Set task: Rewrite the records below with every occurrence of "gridline" changed to "guideline" and everything else left as it is.

Provided records:
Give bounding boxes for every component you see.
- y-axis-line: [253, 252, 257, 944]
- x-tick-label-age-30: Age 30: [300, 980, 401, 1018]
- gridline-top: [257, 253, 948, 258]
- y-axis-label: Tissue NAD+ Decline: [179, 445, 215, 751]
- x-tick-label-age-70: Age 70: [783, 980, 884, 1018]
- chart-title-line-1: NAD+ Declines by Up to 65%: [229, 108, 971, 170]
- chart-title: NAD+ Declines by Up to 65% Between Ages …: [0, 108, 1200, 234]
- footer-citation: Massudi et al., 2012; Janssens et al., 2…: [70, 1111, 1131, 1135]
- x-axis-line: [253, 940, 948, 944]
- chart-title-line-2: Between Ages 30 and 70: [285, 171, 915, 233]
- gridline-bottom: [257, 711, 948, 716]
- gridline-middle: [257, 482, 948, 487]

Full solution:
Give bounding boxes for every component you see.
- y-axis-line: [253, 252, 257, 944]
- x-tick-label-age-30: Age 30: [300, 980, 401, 1018]
- guideline-top: [257, 253, 948, 258]
- y-axis-label: Tissue NAD+ Decline: [179, 445, 215, 751]
- x-tick-label-age-70: Age 70: [783, 980, 884, 1018]
- chart-title-line-1: NAD+ Declines by Up to 65%: [229, 108, 971, 170]
- chart-title: NAD+ Declines by Up to 65% Between Ages …: [0, 108, 1200, 234]
- footer-citation: Massudi et al., 2012; Janssens et al., 2…: [70, 1111, 1131, 1135]
- x-axis-line: [253, 940, 948, 944]
- chart-title-line-2: Between Ages 30 and 70: [285, 171, 915, 233]
- guideline-bottom: [257, 711, 948, 716]
- guideline-middle: [257, 482, 948, 487]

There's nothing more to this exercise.